▶ WORK TO COMPLETE:
Scan the listing below. Report each line that includes "Belize".

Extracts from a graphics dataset

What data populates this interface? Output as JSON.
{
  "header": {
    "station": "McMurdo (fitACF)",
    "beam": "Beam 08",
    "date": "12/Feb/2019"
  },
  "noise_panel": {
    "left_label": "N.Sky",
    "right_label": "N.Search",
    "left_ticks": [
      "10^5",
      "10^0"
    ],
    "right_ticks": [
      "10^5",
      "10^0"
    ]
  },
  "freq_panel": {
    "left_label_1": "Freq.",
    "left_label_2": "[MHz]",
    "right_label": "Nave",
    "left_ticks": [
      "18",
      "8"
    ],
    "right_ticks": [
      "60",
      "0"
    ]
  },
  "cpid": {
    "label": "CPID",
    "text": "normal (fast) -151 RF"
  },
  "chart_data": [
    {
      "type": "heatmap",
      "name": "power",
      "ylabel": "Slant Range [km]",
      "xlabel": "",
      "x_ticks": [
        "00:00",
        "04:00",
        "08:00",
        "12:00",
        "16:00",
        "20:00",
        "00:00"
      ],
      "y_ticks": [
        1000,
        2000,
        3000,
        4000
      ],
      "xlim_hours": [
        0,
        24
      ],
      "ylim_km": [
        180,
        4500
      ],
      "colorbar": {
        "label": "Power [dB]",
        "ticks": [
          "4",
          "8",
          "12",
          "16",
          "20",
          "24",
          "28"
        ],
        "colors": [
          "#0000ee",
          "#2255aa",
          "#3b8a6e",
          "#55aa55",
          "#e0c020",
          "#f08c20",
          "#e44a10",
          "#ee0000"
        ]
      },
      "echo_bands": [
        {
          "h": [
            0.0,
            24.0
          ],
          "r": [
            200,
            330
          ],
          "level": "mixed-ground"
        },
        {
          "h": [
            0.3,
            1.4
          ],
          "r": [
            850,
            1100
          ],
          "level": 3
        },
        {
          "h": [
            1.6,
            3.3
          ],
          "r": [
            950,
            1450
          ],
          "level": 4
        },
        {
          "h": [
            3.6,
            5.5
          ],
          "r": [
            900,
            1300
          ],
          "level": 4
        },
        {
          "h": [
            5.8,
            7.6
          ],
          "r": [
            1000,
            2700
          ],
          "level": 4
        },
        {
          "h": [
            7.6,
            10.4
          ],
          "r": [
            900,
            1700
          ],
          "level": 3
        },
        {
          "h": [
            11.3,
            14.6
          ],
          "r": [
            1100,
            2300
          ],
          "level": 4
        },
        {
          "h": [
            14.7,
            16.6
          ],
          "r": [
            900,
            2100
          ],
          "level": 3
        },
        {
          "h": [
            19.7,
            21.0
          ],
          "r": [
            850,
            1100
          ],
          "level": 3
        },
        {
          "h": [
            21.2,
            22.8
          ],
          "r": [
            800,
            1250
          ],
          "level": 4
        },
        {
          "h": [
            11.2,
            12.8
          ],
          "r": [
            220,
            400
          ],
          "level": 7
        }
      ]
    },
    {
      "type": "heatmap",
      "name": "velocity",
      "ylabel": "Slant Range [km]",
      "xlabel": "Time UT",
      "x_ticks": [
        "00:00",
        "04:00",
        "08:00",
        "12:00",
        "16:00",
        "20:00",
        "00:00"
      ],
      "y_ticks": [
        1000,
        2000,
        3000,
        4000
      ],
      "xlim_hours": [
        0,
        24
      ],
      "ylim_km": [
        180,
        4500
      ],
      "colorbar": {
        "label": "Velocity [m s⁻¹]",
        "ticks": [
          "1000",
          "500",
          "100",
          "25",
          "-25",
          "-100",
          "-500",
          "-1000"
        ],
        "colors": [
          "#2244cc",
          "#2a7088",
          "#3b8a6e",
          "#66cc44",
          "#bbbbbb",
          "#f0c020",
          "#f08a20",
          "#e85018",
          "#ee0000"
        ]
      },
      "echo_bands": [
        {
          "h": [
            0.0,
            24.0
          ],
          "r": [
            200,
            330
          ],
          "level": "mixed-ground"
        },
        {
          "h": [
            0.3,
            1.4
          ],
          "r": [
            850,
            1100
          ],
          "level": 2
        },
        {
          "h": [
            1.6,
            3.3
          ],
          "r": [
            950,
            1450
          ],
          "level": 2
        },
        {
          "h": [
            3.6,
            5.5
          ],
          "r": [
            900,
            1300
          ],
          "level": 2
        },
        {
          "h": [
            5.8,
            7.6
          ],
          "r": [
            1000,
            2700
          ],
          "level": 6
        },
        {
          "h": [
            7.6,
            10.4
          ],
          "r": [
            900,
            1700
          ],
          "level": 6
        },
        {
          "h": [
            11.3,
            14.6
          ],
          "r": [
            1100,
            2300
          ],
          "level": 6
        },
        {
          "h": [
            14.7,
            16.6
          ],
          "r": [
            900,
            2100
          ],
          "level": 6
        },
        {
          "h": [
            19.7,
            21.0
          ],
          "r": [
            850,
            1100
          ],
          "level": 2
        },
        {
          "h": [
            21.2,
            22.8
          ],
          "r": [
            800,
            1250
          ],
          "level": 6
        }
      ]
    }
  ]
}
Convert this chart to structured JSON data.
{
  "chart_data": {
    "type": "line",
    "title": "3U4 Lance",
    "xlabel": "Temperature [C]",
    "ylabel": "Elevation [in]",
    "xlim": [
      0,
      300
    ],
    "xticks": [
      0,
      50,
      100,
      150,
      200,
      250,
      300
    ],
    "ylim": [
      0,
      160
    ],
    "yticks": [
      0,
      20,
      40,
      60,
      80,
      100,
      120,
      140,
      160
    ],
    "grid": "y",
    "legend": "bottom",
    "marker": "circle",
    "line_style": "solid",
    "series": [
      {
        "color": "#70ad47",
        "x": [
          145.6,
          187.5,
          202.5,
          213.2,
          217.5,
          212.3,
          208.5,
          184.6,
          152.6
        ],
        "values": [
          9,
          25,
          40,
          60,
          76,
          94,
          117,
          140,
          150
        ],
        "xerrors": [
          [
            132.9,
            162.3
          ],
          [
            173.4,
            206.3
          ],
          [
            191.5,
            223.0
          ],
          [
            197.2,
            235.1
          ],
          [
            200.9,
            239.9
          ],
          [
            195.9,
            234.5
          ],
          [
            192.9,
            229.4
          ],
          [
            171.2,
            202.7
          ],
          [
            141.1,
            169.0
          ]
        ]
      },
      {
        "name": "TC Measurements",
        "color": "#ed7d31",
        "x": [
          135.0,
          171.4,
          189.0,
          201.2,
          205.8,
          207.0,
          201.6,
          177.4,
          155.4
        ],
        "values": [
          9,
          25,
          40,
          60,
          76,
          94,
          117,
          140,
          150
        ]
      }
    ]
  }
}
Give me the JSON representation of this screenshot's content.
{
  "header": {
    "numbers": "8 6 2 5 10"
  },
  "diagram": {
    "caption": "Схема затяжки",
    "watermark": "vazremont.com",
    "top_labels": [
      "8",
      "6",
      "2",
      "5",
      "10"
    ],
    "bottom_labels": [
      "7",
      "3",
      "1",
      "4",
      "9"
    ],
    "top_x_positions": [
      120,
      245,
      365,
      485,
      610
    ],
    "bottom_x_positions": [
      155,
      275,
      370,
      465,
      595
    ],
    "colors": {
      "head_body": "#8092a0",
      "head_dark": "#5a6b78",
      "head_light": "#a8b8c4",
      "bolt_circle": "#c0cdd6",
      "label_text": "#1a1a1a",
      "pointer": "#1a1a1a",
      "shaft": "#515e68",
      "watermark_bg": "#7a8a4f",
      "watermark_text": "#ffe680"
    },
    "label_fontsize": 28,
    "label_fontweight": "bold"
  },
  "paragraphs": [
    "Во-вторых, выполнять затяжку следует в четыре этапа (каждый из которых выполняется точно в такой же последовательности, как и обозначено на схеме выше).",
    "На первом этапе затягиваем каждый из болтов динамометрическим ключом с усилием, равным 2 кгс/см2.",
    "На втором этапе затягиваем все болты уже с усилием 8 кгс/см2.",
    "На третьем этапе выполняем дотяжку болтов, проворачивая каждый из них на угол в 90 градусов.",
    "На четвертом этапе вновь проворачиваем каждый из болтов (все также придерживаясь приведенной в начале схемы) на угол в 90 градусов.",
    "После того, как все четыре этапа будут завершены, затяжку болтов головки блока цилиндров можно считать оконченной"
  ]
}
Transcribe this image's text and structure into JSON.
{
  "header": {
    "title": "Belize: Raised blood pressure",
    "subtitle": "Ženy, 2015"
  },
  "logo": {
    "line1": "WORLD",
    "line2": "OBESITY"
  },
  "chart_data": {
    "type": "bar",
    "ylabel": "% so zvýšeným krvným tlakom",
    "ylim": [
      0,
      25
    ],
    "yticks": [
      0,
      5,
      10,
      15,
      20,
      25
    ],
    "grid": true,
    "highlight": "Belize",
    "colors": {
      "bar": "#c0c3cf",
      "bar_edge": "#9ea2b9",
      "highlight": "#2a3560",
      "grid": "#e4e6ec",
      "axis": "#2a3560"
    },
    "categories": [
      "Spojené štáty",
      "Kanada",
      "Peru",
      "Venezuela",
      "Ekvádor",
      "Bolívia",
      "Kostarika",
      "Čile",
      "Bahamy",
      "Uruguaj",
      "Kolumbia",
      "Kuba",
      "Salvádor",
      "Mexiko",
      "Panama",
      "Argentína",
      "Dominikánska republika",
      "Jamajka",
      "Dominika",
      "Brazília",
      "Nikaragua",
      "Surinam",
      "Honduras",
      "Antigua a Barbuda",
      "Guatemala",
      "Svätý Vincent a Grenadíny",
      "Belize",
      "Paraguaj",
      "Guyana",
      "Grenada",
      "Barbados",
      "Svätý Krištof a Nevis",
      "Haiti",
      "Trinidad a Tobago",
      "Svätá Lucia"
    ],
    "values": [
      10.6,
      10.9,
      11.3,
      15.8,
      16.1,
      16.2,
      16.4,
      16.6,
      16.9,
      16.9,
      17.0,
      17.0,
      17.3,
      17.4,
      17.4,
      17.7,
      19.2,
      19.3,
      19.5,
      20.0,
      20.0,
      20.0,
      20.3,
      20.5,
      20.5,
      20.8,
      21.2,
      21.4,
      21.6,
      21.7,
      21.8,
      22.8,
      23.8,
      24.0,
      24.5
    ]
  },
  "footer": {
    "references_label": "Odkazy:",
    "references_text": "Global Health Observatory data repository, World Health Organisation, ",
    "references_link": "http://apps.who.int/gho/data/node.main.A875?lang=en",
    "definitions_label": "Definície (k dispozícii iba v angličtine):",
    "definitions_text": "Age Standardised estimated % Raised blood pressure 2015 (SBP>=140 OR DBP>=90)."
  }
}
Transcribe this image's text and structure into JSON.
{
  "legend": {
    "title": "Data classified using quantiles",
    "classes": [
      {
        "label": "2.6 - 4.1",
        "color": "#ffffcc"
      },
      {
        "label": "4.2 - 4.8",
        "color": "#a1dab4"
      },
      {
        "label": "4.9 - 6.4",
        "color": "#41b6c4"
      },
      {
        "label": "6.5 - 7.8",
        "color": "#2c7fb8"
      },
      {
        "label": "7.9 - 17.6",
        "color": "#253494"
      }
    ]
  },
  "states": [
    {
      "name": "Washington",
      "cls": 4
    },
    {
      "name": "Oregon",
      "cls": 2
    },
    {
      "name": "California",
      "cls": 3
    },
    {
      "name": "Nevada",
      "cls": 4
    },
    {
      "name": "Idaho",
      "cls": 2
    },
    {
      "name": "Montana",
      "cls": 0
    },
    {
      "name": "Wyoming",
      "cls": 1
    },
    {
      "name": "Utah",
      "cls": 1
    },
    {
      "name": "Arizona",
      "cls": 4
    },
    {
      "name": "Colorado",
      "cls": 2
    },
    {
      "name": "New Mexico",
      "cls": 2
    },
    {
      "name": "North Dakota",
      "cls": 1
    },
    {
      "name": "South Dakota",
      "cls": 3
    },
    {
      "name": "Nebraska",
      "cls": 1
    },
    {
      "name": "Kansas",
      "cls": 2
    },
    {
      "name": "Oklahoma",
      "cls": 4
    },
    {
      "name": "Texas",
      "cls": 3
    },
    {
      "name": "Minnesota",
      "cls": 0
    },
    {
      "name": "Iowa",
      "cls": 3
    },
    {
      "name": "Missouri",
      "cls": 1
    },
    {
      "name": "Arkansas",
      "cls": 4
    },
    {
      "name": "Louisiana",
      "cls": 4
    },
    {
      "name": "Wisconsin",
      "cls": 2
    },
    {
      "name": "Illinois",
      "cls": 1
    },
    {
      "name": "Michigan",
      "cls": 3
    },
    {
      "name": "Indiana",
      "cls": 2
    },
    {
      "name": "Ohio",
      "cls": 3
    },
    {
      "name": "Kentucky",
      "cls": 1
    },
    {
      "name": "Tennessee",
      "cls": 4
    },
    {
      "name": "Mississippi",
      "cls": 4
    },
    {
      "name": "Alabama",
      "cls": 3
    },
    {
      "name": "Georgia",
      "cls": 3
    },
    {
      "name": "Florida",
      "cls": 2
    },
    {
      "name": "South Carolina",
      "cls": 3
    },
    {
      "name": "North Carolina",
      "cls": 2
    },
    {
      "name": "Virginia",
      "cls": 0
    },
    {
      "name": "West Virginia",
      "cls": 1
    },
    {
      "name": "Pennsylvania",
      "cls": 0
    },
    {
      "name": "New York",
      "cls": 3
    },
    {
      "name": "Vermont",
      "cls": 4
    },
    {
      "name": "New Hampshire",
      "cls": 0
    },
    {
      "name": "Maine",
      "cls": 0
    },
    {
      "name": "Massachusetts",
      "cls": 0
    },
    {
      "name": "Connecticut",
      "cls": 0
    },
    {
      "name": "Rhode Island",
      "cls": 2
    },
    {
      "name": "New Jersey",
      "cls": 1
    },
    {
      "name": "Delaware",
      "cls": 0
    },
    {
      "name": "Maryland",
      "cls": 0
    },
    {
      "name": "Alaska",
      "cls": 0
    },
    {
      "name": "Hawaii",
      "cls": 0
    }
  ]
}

▶ EXPECTED OUTPUT:
    "title": "Belize: Raised blood pressure",
    "highlight": "Belize",
      "Belize",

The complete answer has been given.